━━ Reading text

If I used one of their PCs some of the content could take forever to buffer and I wouldn’t be sure that they would work like when I was trying to show what we do to the ERO guy at the ERO offices- they had dial-up, Podomatic was banned and he wasn’t able to update his Flash player for the Voicethread to play. How sad is that?

What do other people do in this sort of situation???

10 thoughts on “Motueka South

  1. Hi Allanah
    Sometimes these are the things that frustrate teachers the most. When you go in as a facilitator and show or tell about all these wonderful possibilities and these teachers can’t jump straight in because of the obstacles to bypass. Maybe it would be a good idea to try out one of the computers they are using so that you know all of the obstacles they are going to come against before they do. That way you could make it seem a bit easier. For example if you need to load something for voicethread to work then take them through it and you will have bypassed the state change into ‘agression or apathy’ 🙂

  2. Other ict facilitators will undoubtedly have other approaches Allanah but I reckon when you are working with diverse teachers from diverse schools it pays to think back to Guskey on professional learning – that professional learning is an intentional, ongoing and systemic process.

━━━━
━━ Dataset extract

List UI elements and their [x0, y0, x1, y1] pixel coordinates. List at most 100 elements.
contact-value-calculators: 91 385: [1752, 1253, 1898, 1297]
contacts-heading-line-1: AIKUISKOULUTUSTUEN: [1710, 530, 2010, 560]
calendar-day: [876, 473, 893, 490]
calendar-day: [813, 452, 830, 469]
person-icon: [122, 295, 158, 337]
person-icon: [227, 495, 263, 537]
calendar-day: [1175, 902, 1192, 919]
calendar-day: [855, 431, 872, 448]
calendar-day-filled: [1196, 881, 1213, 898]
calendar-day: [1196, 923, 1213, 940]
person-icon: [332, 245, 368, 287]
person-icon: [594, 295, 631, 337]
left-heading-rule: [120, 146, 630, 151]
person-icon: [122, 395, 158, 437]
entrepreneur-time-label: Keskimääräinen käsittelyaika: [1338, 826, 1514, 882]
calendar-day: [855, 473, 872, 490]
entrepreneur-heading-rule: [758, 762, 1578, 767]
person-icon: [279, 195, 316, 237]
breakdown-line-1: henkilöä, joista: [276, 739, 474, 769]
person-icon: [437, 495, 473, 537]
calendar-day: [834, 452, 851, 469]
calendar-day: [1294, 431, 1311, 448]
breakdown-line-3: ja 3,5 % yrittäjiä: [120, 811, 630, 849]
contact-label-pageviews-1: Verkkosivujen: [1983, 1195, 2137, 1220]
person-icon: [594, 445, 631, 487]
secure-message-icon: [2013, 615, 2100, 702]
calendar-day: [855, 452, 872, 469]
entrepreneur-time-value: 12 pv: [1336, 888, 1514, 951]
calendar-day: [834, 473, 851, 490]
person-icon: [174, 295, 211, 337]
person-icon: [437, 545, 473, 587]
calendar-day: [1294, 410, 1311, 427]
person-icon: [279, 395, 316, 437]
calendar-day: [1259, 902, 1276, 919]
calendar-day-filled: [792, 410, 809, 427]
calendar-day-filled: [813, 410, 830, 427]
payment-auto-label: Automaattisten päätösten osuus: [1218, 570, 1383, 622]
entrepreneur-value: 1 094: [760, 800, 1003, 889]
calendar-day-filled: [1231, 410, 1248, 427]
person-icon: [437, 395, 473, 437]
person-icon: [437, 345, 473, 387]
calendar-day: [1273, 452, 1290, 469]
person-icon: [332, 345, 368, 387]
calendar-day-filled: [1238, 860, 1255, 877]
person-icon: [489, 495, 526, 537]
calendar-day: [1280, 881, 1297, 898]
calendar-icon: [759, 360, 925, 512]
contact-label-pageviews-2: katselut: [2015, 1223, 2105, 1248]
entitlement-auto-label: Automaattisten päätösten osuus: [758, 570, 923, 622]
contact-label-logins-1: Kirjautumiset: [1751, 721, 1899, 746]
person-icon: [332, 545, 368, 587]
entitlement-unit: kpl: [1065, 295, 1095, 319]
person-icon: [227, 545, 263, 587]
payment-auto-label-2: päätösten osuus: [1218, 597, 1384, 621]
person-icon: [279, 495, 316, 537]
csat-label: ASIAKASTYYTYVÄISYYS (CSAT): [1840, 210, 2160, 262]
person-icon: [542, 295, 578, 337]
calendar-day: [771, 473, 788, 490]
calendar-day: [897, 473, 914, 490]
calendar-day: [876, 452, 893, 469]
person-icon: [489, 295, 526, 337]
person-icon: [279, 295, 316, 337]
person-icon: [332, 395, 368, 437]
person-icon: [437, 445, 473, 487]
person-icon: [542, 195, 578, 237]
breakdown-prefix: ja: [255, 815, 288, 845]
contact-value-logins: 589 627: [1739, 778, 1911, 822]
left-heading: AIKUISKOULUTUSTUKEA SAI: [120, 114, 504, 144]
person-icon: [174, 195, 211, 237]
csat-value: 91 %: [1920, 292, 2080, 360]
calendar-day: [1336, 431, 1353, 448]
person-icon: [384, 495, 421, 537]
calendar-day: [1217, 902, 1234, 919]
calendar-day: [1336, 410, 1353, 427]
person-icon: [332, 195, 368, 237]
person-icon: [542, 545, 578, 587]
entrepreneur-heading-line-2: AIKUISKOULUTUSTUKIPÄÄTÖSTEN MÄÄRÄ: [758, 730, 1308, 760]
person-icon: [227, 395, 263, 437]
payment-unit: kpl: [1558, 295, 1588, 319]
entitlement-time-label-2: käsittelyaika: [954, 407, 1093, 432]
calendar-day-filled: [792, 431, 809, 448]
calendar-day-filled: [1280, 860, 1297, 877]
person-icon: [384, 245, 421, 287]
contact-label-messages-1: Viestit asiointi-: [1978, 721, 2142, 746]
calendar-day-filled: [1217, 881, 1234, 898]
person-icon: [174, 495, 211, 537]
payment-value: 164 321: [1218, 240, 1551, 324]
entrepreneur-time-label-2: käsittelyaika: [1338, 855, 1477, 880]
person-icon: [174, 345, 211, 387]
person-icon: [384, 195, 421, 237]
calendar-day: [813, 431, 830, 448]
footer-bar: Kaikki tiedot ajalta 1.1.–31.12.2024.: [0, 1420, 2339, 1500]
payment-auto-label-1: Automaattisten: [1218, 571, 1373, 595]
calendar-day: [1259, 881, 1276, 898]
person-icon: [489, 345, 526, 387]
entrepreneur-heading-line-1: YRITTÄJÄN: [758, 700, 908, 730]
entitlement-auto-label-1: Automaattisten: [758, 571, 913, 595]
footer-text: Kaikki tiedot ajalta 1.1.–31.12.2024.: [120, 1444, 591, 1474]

━━━━

[Exercise instructions]
a – In the blog excerpt, why does the first commenter suggest trying out one of the computers the teachers are using?
b – Summarize the blog excerpt in two sentences.

[Outputs for the tasks]
a – Trying one of their computers would reveal all the obstacles the teachers will come up against before they do, which could make things seem easier. For example, if something has to be loaded for Voicethread to work, the facilitator could take the teachers through it and avoid the state change into "agression or apathy."

b – The writer worries that content may take forever to buffer or fail on other people's PCs, recalling an ERO office that had dial-up, banned Podomatic and couldn't update Flash for Voicethread, and asks what others do in that situation. One commenter suggests trying the teachers' own computers first to learn the obstacles, while another recommends recalling Guskey's view that professional learning is an intentional, ongoing and systemic process.